• [THE TASK] Copy every line that contains the string "Windows" from the entries below.

-- Start of GIVEN ENTRIES --

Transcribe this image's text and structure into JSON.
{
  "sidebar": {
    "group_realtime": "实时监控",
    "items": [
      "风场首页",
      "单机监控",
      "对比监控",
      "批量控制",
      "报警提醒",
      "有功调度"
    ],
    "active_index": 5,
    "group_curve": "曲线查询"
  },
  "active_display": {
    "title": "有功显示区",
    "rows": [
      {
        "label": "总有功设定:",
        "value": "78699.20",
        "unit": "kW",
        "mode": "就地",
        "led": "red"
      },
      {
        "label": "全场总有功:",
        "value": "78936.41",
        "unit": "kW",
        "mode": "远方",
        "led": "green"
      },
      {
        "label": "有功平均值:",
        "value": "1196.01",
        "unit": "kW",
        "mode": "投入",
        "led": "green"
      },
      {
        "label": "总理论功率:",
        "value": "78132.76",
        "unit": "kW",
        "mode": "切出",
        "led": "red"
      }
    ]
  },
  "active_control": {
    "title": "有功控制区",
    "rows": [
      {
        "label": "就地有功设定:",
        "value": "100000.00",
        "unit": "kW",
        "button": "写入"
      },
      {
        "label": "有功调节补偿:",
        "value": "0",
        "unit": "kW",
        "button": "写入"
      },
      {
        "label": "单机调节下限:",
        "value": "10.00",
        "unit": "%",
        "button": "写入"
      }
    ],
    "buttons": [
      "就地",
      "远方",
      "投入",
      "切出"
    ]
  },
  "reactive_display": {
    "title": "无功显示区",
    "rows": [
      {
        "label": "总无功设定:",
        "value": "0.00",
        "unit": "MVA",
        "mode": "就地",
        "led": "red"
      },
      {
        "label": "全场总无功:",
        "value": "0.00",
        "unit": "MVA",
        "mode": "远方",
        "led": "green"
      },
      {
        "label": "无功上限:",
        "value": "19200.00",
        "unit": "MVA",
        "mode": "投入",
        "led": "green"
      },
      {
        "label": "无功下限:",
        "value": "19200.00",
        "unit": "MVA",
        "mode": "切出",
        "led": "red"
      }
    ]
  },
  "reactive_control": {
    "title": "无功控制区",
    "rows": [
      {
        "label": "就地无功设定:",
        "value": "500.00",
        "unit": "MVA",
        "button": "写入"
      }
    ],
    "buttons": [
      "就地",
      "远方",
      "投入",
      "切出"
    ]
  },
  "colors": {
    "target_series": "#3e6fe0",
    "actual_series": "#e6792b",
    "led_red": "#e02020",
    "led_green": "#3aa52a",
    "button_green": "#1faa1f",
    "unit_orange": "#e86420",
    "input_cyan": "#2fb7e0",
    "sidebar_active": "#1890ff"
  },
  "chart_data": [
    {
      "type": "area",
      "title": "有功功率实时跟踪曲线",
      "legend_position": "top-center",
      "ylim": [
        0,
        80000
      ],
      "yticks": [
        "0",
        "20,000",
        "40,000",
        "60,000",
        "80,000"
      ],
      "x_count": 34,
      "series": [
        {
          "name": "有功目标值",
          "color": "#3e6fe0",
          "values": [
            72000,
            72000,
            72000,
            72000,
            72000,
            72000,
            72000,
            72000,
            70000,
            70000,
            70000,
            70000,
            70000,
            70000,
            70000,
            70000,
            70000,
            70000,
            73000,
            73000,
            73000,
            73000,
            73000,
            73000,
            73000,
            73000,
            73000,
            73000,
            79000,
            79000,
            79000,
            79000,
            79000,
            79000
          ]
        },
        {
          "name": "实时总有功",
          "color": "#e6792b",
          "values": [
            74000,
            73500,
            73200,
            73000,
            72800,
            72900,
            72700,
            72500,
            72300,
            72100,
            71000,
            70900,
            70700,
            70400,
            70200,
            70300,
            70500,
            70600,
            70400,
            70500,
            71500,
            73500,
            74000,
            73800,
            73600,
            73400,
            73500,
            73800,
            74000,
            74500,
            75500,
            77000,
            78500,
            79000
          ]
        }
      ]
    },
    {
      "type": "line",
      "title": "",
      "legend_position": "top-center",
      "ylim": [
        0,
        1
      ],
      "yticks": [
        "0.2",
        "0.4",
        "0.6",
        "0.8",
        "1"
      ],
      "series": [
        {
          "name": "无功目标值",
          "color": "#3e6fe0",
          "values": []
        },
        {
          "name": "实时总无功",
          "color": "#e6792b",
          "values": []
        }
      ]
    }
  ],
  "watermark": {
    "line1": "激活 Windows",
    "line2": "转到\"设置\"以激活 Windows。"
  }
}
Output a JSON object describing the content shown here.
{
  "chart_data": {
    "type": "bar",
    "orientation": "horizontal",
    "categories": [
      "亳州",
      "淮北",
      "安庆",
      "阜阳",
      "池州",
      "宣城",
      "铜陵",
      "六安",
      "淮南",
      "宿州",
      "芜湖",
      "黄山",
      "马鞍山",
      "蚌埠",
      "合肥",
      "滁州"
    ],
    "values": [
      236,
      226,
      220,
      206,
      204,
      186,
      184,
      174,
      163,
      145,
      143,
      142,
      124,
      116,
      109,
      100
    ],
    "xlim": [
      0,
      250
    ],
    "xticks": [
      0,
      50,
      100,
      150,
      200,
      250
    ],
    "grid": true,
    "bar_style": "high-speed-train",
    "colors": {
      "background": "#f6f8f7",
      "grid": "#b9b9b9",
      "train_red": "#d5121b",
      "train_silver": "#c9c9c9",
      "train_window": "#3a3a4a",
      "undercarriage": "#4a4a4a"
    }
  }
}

-- End of GIVEN ENTRIES --

• [FINAL ANSWER]
    "line1": "激活 Windows",
    "line2": "转到\"设置\"以激活 Windows。"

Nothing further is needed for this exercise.